• Aim
Restate every entry word for word.

• Stored rows
"""

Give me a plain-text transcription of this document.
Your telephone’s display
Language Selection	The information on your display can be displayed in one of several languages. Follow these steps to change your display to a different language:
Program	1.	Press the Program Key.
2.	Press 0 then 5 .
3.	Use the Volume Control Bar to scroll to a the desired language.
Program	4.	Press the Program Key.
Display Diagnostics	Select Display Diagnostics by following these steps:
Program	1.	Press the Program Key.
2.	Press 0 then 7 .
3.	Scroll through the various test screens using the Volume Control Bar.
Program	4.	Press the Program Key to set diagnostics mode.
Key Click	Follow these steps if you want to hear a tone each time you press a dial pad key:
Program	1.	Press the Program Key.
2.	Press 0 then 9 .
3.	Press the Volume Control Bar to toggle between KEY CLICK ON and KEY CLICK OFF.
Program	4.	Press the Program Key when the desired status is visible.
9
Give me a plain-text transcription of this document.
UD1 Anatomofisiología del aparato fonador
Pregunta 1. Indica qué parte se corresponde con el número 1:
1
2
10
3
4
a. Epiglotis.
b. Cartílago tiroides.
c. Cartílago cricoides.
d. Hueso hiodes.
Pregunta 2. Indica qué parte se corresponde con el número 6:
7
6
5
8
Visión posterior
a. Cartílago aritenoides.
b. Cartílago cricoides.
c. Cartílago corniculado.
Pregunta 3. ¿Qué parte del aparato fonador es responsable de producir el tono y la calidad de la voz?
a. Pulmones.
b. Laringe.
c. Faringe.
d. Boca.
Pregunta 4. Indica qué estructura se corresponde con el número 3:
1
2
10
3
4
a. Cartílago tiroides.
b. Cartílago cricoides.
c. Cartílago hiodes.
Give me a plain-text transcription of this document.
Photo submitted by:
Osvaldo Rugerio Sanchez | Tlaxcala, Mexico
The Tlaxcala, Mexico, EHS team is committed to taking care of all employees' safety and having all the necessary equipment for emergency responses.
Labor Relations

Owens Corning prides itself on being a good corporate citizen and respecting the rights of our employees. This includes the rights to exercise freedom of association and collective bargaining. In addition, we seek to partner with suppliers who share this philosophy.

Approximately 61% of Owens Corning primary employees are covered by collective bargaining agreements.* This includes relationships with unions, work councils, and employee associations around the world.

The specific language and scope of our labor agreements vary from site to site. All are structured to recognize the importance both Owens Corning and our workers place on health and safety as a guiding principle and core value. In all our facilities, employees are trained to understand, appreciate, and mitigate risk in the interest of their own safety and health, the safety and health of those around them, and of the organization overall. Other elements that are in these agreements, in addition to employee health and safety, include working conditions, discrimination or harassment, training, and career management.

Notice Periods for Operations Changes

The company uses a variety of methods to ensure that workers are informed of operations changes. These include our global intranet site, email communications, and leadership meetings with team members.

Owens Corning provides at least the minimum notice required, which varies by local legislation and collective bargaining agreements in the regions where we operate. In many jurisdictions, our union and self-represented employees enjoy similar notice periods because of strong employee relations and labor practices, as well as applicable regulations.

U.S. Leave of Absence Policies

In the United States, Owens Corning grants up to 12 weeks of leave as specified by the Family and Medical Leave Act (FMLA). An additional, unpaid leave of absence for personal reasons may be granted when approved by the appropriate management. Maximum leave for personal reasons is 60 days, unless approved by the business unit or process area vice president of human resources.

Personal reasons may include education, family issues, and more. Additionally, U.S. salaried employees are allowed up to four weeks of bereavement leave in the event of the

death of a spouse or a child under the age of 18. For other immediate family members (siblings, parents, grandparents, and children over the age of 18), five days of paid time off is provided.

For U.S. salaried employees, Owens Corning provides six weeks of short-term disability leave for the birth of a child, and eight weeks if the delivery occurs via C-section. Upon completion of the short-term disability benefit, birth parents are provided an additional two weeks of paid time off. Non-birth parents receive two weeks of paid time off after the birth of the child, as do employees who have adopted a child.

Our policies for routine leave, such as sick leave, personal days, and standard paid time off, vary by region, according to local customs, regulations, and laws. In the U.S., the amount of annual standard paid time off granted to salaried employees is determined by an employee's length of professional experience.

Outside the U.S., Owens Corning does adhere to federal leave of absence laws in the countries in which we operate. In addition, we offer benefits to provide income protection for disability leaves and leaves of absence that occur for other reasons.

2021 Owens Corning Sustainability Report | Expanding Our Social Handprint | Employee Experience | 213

"""

• Final result
Give me a plain-text transcription of this document.
Your telephone’s display
Language Selection	The information on your display can be displayed in one of several languages. Follow these steps to change your display to a different language:
Program	1.	Press the Program Key.
2.	Press 0 then 5 .
3.	Use the Volume Control Bar to scroll to a the desired language.
Program	4.	Press the Program Key.
Display Diagnostics	Select Display Diagnostics by following these steps:
Program	1.	Press the Program Key.
2.	Press 0 then 7 .
3.	Scroll through the various test screens using the Volume Control Bar.
Program	4.	Press the Program Key to set diagnostics mode.
Key Click	Follow these steps if you want to hear a tone each time you press a dial pad key:
Program	1.	Press the Program Key.
2.	Press 0 then 9 .
3.	Press the Volume Control Bar to toggle between KEY CLICK ON and KEY CLICK OFF.
Program	4.	Press the Program Key when the desired status is visible.
9
Give me a plain-text transcription of this document.
UD1 Anatomofisiología del aparato fonador
Pregunta 1. Indica qué parte se corresponde con el número 1:
1
2
10
3
4
a. Epiglotis.
b. Cartílago tiroides.
c. Cartílago cricoides.
d. Hueso hiodes.
Pregunta 2. Indica qué parte se corresponde con el número 6:
7
6
5
8
Visión posterior
a. Cartílago aritenoides.
b. Cartílago cricoides.
c. Cartílago corniculado.
Pregunta 3. ¿Qué parte del aparato fonador es responsable de producir el tono y la calidad de la voz?
a. Pulmones.
b. Laringe.
c. Faringe.
d. Boca.
Pregunta 4. Indica qué estructura se corresponde con el número 3:
1
2
10
3
4
a. Cartílago tiroides.
b. Cartílago cricoides.
c. Cartílago hiodes.
Give me a plain-text transcription of this document.
Photo submitted by:
Osvaldo Rugerio Sanchez | Tlaxcala, Mexico
The Tlaxcala, Mexico, EHS team is committed to taking care of all employees' safety and having all the necessary equipment for emergency responses.
Labor Relations

Owens Corning prides itself on being a good corporate citizen and respecting the rights of our employees. This includes the rights to exercise freedom of association and collective bargaining. In addition, we seek to partner with suppliers who share this philosophy.

Approximately 61% of Owens Corning primary employees are covered by collective bargaining agreements.* This includes relationships with unions, work councils, and employee associations around the world.

The specific language and scope of our labor agreements vary from site to site. All are structured to recognize the importance both Owens Corning and our workers place on health and safety as a guiding principle and core value. In all our facilities, employees are trained to understand, appreciate, and mitigate risk in the interest of their own safety and health, the safety and health of those around them, and of the organization overall. Other elements that are in these agreements, in addition to employee health and safety, include working conditions, discrimination or harassment, training, and career management.

Notice Periods for Operations Changes

The company uses a variety of methods to ensure that workers are informed of operations changes. These include our global intranet site, email communications, and leadership meetings with team members.

Owens Corning provides at least the minimum notice required, which varies by local legislation and collective bargaining agreements in the regions where we operate. In many jurisdictions, our union and self-represented employees enjoy similar notice periods because of strong employee relations and labor practices, as well as applicable regulations.

U.S. Leave of Absence Policies

In the United States, Owens Corning grants up to 12 weeks of leave as specified by the Family and Medical Leave Act (FMLA). An additional, unpaid leave of absence for personal reasons may be granted when approved by the appropriate management. Maximum leave for personal reasons is 60 days, unless approved by the business unit or process area vice president of human resources.

Personal reasons may include education, family issues, and more. Additionally, U.S. salaried employees are allowed up to four weeks of bereavement leave in the event of the

death of a spouse or a child under the age of 18. For other immediate family members (siblings, parents, grandparents, and children over the age of 18), five days of paid time off is provided.

For U.S. salaried employees, Owens Corning provides six weeks of short-term disability leave for the birth of a child, and eight weeks if the delivery occurs via C-section. Upon completion of the short-term disability benefit, birth parents are provided an additional two weeks of paid time off. Non-birth parents receive two weeks of paid time off after the birth of the child, as do employees who have adopted a child.

Our policies for routine leave, such as sick leave, personal days, and standard paid time off, vary by region, according to local customs, regulations, and laws. In the U.S., the amount of annual standard paid time off granted to salaried employees is determined by an employee's length of professional experience.

Outside the U.S., Owens Corning does adhere to federal leave of absence laws in the countries in which we operate. In addition, we offer benefits to provide income protection for disability leaves and leaves of absence that occur for other reasons.

2021 Owens Corning Sustainability Report | Expanding Our Social Handprint | Employee Experience | 213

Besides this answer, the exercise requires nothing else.